PROBLEM A: Reproduce the podcast transcript word for word, everything from "But the truth" down to "end of life.".
PROBLEM B: Summarize the podcast transcript in two sentences.

SOURCE PASSAGE:
|---|
So hello my friends and welcome to this episode of The Apparently Parent Podcast. Usually, this is a place for talking about parenting and psychology, but today’s topic is relevant to you all, even if you’re not a parent. And if you are, the technique you’re gonna learn will be useful both for you and your kids.
So in the last couple of weeks, we were all thrown into a kinda crazy reality. No matter where you live in the world, I’m sure you’re affected by the Coronavirus somehow. And I think that none of us - or most of us - have never experienced something similar.
One of the hardest things in this kind of situation is uncertainty. The fact that we dunno what’s gonna happen makes room for tons of stress and anxiety.
But the truth is that we live with uncertainty our entire lives. We never really know what’s gonna happen. We have no idea how long we’re gonna live. And people who are wiser than me have already said that the only certainty in life is the end of life.
However, our brain does a really good job of dealing with this uncertainty. Because - and you heard me say that before - our brain has one seemingly simple job - to keep us alive. That's Why your brain is constantly seeking order, in everything. It wants to explain things, rationalize them, put things in neat little boxes. And it’s also constantly looking for danger, in order to keep us safe.
And usually, it works just fine. You get up in the morning, get dressed, go to work, or school, or whatever. You go through the day, and then there’s another day and so on. And, if sometime during the day you encounter something that your brain interprets as a danger, you feel scared. You feel the emotion we call FEAR. And fear is an emotion with a sole purpose - to make us alert to the danger in front of us. And fear’s action tendency - the thing that it wants us to do - is to run away. I know that sometimes we have a FIGHT response, we wanna fight the danger. And sometimes we FREEZE. But the first thing we wanna do is run away.
However, sometimes our brains recognize the danger in stuff that isn’t really dangerous. That’s where anxiety kicks in. For example, if you have what’s known as “stage fear”, or a fear of public speaking, you can feel the exact symptoms of fear when you go on a stage as if there’s a saber-tooth tiger in the bushes. But there isn’t. Your life is not in danger when you get on that stage. That’s the main difference between anxiety and fear.
But - these days are not usual days. There’s this thing that’s happening in the world that is scary. And we can’t see it. And there’s a feeling that it can creep up on us from nowhere. And that. Is. scary.
So there’s a lot of uncertainty and you may feel that you can’t control anything right now. What was considered known and safe suddenly isn’t. Think about shaking hands! Did you ever consider that to be dangerous before? And you may have been told to stay at home - where I live schools were shut down two weeks ago and for the past week people have been told to stay at home as much as possible. Some people lost their jobs or were put on unpaid leave, and we watch the stock market and none of us know what will happen in the economy. And we can’t even meet our friends to relax or see our extended families like we’re used to.
So what I’m gonna offer you here today is a way to get back a sense of control and bring yourself back into some sense of being centered when the stress or fears become too much. And just for start, let’s acknowledge that you live in a weird reality right now. Those are kind of uncharted territories and we don’t have a lot of control over what is going to happen. In situations such as these, fear, anxiety, and stress are completely natural. And our minds tend to fall into ruminative loops, trying to get some sense of control. Thoughts about the future, what’s gonna happen - for good or bad. But as natural as these thoughts are, they’re not really helping us out.
|---|
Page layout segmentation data
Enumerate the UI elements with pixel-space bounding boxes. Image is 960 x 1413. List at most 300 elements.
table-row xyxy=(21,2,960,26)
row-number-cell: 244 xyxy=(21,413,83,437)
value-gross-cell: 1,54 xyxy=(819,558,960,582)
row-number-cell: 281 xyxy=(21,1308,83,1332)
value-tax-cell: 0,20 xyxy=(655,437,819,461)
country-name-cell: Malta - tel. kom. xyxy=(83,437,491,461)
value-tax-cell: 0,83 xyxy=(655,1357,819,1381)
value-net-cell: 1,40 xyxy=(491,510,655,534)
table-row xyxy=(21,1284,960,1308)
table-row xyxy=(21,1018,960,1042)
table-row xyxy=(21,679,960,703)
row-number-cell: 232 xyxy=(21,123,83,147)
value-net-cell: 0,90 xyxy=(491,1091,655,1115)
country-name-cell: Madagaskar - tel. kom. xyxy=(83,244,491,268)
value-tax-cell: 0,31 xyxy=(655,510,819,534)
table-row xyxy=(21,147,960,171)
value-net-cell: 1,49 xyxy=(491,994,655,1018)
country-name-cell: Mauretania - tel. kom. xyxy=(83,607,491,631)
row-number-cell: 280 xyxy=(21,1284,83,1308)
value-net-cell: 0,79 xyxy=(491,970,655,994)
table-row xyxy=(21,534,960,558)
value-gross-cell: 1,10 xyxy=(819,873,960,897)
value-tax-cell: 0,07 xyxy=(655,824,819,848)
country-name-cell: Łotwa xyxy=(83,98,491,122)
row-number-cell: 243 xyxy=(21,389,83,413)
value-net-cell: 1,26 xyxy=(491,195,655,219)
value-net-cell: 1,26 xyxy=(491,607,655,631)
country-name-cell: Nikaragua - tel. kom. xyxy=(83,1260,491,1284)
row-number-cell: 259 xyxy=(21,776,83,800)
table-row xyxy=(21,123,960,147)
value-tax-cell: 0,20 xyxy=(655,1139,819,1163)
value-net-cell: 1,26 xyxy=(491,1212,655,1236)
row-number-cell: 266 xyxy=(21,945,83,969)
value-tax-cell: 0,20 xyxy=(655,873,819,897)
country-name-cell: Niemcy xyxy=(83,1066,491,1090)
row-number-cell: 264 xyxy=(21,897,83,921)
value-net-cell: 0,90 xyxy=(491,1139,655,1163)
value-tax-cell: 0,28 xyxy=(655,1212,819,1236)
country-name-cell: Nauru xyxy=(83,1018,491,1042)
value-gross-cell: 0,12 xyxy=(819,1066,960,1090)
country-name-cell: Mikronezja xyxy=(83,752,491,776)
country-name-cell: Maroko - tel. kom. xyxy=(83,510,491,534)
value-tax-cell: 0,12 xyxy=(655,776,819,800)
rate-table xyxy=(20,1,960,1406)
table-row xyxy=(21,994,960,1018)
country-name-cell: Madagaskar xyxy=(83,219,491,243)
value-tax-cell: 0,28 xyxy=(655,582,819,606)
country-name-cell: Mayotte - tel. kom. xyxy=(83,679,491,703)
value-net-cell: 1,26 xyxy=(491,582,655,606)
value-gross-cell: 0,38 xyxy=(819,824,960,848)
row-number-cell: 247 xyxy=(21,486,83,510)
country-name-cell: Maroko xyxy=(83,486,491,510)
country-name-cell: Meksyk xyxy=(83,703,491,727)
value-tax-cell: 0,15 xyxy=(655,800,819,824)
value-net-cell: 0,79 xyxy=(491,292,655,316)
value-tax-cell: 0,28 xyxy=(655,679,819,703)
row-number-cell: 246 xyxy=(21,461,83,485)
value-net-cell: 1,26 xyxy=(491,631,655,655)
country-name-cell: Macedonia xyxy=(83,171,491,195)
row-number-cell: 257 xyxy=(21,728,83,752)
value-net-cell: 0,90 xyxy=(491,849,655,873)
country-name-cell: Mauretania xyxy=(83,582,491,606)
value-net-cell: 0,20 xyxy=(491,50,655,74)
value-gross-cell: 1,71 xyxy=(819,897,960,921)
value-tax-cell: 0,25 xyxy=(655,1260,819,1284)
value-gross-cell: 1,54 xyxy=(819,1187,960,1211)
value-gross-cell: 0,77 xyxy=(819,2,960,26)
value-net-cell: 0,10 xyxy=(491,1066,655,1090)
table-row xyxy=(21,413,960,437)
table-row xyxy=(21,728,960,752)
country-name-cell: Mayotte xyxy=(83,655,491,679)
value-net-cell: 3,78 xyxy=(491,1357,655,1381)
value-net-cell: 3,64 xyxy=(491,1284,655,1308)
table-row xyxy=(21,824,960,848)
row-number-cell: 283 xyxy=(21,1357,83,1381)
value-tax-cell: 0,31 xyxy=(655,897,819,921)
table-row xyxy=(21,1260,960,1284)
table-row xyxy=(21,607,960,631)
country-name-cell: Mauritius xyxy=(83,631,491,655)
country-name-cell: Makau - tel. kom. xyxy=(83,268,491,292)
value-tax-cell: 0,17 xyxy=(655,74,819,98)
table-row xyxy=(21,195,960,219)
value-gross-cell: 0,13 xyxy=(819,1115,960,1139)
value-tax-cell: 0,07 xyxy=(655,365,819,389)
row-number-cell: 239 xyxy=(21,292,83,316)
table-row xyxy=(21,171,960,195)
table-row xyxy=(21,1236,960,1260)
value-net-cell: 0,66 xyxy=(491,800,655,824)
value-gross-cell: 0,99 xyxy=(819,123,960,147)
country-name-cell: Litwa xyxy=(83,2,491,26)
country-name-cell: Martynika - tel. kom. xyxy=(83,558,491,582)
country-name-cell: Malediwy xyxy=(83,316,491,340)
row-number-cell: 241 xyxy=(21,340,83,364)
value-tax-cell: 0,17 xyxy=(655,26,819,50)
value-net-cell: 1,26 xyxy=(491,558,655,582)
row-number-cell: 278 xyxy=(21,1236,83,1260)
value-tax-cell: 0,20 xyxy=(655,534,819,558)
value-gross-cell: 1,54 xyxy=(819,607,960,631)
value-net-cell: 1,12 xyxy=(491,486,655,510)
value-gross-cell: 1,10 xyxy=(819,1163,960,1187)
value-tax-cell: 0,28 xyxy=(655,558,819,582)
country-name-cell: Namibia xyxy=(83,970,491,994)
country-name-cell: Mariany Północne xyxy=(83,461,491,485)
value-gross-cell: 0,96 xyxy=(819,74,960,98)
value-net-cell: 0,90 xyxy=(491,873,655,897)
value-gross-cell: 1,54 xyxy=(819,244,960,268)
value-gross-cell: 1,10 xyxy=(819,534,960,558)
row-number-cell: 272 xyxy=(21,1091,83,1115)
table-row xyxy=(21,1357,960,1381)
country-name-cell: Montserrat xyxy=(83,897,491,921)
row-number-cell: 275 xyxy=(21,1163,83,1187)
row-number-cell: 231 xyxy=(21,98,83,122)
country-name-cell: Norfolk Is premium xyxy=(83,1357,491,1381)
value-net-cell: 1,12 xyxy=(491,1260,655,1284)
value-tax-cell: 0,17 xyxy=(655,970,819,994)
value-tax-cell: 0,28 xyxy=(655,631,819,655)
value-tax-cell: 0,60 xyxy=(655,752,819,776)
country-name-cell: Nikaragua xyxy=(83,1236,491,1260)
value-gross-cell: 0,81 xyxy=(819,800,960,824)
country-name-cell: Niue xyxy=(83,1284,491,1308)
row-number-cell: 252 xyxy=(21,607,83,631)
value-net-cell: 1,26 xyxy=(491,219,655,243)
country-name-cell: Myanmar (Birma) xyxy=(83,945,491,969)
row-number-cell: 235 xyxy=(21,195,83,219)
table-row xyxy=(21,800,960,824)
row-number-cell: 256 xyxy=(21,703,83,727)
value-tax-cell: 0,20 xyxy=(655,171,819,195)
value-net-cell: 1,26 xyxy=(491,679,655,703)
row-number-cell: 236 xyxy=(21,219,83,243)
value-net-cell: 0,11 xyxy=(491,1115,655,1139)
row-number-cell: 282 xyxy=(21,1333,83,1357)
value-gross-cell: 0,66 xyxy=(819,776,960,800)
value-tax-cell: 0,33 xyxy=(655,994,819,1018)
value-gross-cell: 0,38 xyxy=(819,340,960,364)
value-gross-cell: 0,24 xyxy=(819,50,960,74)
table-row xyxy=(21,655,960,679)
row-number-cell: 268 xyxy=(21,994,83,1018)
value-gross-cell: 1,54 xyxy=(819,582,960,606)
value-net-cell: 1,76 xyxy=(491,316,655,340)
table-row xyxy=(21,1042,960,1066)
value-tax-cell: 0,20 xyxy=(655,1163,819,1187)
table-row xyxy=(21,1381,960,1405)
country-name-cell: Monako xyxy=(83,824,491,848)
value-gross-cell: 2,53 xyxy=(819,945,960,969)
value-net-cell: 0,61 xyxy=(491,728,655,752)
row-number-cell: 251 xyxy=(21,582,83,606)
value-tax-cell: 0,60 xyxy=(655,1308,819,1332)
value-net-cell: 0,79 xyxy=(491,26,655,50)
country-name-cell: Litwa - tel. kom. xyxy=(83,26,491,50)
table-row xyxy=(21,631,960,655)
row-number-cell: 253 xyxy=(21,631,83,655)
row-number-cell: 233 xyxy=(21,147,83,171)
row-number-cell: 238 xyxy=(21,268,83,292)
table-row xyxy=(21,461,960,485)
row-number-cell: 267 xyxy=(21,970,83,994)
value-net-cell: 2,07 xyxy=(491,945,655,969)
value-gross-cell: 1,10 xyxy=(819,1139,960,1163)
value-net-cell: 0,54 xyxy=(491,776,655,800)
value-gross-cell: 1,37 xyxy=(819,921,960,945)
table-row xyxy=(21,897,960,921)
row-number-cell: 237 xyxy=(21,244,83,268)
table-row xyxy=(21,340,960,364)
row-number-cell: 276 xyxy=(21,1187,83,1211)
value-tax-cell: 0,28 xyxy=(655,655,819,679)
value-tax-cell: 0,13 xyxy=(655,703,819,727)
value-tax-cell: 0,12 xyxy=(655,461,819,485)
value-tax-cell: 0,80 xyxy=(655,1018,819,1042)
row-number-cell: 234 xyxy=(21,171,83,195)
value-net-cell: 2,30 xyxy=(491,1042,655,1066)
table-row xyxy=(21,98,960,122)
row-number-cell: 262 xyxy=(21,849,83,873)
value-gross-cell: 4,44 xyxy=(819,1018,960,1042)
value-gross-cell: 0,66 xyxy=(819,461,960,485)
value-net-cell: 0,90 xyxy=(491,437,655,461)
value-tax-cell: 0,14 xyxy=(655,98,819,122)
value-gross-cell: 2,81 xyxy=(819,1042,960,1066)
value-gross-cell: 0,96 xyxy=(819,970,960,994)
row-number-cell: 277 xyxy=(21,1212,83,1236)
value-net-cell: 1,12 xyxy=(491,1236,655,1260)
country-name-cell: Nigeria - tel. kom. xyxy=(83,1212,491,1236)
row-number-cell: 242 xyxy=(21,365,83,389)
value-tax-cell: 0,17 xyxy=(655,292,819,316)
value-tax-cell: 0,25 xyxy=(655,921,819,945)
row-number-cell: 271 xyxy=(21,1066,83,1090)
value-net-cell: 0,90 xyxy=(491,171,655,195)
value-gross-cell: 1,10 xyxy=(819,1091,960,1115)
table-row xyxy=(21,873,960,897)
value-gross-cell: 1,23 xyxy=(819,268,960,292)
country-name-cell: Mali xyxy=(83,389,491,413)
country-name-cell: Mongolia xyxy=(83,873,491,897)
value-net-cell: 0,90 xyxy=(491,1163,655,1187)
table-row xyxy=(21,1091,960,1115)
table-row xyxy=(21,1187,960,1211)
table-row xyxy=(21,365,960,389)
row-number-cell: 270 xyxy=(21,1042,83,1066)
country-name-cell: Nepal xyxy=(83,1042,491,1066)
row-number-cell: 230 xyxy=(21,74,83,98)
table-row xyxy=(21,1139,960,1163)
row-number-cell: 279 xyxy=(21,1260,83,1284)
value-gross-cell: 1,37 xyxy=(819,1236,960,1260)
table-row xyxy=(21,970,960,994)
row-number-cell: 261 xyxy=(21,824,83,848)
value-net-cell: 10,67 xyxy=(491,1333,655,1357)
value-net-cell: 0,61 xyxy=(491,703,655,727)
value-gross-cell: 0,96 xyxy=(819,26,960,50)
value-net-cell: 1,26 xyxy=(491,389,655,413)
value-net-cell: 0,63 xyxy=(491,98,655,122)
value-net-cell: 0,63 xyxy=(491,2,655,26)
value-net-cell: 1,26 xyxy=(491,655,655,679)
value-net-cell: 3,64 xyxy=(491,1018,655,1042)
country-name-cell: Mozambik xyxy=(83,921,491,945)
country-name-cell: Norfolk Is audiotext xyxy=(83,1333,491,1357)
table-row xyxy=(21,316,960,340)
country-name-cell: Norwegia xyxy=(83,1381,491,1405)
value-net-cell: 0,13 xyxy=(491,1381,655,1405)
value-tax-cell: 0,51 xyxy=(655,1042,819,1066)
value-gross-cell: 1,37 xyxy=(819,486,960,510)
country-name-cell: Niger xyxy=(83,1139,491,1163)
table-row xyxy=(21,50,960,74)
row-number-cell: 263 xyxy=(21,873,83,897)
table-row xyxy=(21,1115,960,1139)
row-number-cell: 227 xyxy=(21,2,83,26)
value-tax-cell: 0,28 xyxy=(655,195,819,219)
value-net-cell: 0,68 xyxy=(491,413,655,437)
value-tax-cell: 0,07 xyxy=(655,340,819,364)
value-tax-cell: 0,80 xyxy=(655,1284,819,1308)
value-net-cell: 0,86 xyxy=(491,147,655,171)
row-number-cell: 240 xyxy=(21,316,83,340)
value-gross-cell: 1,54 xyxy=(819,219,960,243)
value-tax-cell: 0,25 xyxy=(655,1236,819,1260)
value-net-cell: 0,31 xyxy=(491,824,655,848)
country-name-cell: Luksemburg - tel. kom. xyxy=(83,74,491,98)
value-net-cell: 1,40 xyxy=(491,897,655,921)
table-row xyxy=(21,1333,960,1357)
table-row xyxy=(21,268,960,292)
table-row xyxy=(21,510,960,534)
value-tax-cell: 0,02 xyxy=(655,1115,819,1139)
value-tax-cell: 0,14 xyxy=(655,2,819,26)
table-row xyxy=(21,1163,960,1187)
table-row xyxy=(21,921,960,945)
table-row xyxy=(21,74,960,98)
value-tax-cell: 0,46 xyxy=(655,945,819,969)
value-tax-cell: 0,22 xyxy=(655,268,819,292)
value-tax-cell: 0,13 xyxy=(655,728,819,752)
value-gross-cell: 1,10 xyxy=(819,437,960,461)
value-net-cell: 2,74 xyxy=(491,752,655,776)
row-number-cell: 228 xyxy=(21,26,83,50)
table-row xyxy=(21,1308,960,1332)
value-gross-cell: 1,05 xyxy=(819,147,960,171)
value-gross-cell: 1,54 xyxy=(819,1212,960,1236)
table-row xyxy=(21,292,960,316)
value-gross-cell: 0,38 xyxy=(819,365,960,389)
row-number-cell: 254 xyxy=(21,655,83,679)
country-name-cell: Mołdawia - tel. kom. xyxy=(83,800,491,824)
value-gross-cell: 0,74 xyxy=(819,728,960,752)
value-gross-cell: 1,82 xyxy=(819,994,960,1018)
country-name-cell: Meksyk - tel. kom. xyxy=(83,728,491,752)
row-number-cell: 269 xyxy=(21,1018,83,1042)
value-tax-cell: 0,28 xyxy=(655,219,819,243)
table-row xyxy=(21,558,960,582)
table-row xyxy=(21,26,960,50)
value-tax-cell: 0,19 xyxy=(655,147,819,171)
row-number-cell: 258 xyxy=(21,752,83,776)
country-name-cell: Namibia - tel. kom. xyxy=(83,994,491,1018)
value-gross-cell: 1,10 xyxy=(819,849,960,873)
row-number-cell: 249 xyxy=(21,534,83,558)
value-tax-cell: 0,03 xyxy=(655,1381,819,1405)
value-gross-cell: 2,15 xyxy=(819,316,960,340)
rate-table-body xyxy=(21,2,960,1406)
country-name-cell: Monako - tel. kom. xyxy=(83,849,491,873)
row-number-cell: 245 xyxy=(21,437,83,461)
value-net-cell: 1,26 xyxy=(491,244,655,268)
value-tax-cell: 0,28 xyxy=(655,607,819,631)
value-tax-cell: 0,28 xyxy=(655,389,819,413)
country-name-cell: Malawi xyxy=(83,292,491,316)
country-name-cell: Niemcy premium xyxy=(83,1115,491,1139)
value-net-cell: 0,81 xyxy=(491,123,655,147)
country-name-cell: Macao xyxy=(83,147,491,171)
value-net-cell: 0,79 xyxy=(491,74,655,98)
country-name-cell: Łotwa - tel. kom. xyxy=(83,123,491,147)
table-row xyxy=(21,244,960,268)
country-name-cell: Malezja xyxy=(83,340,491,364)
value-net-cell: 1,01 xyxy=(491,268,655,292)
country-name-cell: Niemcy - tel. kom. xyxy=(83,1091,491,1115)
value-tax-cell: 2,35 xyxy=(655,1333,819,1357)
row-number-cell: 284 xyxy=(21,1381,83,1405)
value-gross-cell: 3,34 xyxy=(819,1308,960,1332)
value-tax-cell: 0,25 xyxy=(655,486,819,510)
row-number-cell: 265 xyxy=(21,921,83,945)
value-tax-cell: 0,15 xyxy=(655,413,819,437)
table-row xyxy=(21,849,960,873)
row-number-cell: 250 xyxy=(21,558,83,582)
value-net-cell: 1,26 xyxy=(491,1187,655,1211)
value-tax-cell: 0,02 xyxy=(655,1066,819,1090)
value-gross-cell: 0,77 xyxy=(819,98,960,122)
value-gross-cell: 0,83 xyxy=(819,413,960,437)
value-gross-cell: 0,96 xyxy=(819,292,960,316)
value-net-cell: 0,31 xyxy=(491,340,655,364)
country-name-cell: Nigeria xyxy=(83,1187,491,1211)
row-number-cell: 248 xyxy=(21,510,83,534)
|---|
TASK SOLUTION A:
But the truth is that we live with uncertainty our entire lives. We never really know what’s gonna happen. We have no idea how long we’re gonna live. And people who are wiser than me have already said that the only certainty in life is the end of life.

TASK SOLUTION B: The host says the Coronavirus has thrown everyone into an uncertain reality, and that uncertainty makes room for stress and anxiety even though the brain, whose job is to keep us alive, usually copes by seeking order and looking for danger. The host offers a way to regain a sense of control and feel centered when stress or fear becomes too much, noting that such feelings and the ruminative thoughts they bring are natural but not helpful.